GIVEN REQUEST ▸
Every record here should be printed again exactly.

EXTRACTED MATERIAL ▸
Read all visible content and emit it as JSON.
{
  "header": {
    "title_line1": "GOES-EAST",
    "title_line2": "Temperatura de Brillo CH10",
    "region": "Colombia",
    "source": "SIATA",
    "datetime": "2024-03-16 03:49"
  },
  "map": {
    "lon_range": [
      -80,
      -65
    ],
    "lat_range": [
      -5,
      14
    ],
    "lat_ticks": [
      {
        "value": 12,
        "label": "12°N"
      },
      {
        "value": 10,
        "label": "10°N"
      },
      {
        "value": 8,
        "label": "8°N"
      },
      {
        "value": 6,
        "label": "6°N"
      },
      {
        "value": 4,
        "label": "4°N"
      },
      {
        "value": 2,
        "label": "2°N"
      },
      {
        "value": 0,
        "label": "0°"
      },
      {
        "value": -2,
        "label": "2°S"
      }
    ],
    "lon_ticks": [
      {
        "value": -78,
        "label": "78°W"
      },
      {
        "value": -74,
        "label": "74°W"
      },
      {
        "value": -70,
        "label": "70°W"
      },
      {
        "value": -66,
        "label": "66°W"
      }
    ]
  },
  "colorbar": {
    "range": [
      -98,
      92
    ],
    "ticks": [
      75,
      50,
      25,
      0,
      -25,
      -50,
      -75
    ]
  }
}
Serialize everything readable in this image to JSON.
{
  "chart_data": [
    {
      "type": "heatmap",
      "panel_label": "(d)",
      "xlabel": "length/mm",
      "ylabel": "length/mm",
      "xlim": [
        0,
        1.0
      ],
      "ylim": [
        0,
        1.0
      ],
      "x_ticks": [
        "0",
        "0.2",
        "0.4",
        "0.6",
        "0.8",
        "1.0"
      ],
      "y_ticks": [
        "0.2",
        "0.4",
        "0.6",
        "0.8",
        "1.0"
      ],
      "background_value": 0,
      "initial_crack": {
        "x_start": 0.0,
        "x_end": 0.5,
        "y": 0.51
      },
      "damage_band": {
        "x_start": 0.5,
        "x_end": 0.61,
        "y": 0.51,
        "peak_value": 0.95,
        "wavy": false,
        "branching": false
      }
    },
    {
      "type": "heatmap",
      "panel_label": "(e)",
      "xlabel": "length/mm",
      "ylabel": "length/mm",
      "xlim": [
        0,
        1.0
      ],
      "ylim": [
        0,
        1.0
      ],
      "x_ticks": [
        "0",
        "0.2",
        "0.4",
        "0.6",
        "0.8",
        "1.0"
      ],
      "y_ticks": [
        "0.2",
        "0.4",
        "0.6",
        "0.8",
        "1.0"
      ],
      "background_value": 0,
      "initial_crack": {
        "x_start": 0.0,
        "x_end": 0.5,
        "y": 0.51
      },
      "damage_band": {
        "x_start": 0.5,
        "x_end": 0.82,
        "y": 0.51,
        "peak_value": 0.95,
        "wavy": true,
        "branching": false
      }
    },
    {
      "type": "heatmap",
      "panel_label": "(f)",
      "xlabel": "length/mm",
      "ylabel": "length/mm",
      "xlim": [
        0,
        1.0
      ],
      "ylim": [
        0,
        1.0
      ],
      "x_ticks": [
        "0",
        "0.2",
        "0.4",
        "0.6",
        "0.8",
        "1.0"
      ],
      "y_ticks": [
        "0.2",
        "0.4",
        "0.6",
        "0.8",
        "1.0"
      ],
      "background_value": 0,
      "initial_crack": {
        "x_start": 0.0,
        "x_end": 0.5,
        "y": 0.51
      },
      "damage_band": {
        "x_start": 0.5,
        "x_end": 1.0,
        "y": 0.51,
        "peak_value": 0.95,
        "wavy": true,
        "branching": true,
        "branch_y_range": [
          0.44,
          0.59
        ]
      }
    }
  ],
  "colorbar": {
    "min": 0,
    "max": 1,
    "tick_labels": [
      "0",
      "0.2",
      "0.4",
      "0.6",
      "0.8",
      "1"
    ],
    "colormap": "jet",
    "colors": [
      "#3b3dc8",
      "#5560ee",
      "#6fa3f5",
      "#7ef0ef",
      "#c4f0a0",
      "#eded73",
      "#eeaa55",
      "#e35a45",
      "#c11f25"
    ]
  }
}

EXERCISE ANSWER ▸
Read all visible content and emit it as JSON.
{
  "header": {
    "title_line1": "GOES-EAST",
    "title_line2": "Temperatura de Brillo CH10",
    "region": "Colombia",
    "source": "SIATA",
    "datetime": "2024-03-16 03:49"
  },
  "map": {
    "lon_range": [
      -80,
      -65
    ],
    "lat_range": [
      -5,
      14
    ],
    "lat_ticks": [
      {
        "value": 12,
        "label": "12°N"
      },
      {
        "value": 10,
        "label": "10°N"
      },
      {
        "value": 8,
        "label": "8°N"
      },
      {
        "value": 6,
        "label": "6°N"
      },
      {
        "value": 4,
        "label": "4°N"
      },
      {
        "value": 2,
        "label": "2°N"
      },
      {
        "value": 0,
        "label": "0°"
      },
      {
        "value": -2,
        "label": "2°S"
      }
    ],
    "lon_ticks": [
      {
        "value": -78,
        "label": "78°W"
      },
      {
        "value": -74,
        "label": "74°W"
      },
      {
        "value": -70,
        "label": "70°W"
      },
      {
        "value": -66,
        "label": "66°W"
      }
    ]
  },
  "colorbar": {
    "range": [
      -98,
      92
    ],
    "ticks": [
      75,
      50,
      25,
      0,
      -25,
      -50,
      -75
    ]
  }
}
Serialize everything readable in this image to JSON.
{
  "chart_data": [
    {
      "type": "heatmap",
      "panel_label": "(d)",
      "xlabel": "length/mm",
      "ylabel": "length/mm",
      "xlim": [
        0,
        1.0
      ],
      "ylim": [
        0,
        1.0
      ],
      "x_ticks": [
        "0",
        "0.2",
        "0.4",
        "0.6",
        "0.8",
        "1.0"
      ],
      "y_ticks": [
        "0.2",
        "0.4",
        "0.6",
        "0.8",
        "1.0"
      ],
      "background_value": 0,
      "initial_crack": {
        "x_start": 0.0,
        "x_end": 0.5,
        "y": 0.51
      },
      "damage_band": {
        "x_start": 0.5,
        "x_end": 0.61,
        "y": 0.51,
        "peak_value": 0.95,
        "wavy": false,
        "branching": false
      }
    },
    {
      "type": "heatmap",
      "panel_label": "(e)",
      "xlabel": "length/mm",
      "ylabel": "length/mm",
      "xlim": [
        0,
        1.0
      ],
      "ylim": [
        0,
        1.0
      ],
      "x_ticks": [
        "0",
        "0.2",
        "0.4",
        "0.6",
        "0.8",
        "1.0"
      ],
      "y_ticks": [
        "0.2",
        "0.4",
        "0.6",
        "0.8",
        "1.0"
      ],
      "background_value": 0,
      "initial_crack": {
        "x_start": 0.0,
        "x_end": 0.5,
        "y": 0.51
      },
      "damage_band": {
        "x_start": 0.5,
        "x_end": 0.82,
        "y": 0.51,
        "peak_value": 0.95,
        "wavy": true,
        "branching": false
      }
    },
    {
      "type": "heatmap",
      "panel_label": "(f)",
      "xlabel": "length/mm",
      "ylabel": "length/mm",
      "xlim": [
        0,
        1.0
      ],
      "ylim": [
        0,
        1.0
      ],
      "x_ticks": [
        "0",
        "0.2",
        "0.4",
        "0.6",
        "0.8",
        "1.0"
      ],
      "y_ticks": [
        "0.2",
        "0.4",
        "0.6",
        "0.8",
        "1.0"
      ],
      "background_value": 0,
      "initial_crack": {
        "x_start": 0.0,
        "x_end": 0.5,
        "y": 0.51
      },
      "damage_band": {
        "x_start": 0.5,
        "x_end": 1.0,
        "y": 0.51,
        "peak_value": 0.95,
        "wavy": true,
        "branching": true,
        "branch_y_range": [
          0.44,
          0.59
        ]
      }
    }
  ],
  "colorbar": {
    "min": 0,
    "max": 1,
    "tick_labels": [
      "0",
      "0.2",
      "0.4",
      "0.6",
      "0.8",
      "1"
    ],
    "colormap": "jet",
    "colors": [
      "#3b3dc8",
      "#5560ee",
      "#6fa3f5",
      "#7ef0ef",
      "#c4f0a0",
      "#eded73",
      "#eeaa55",
      "#e35a45",
      "#c11f25"
    ]
  }
}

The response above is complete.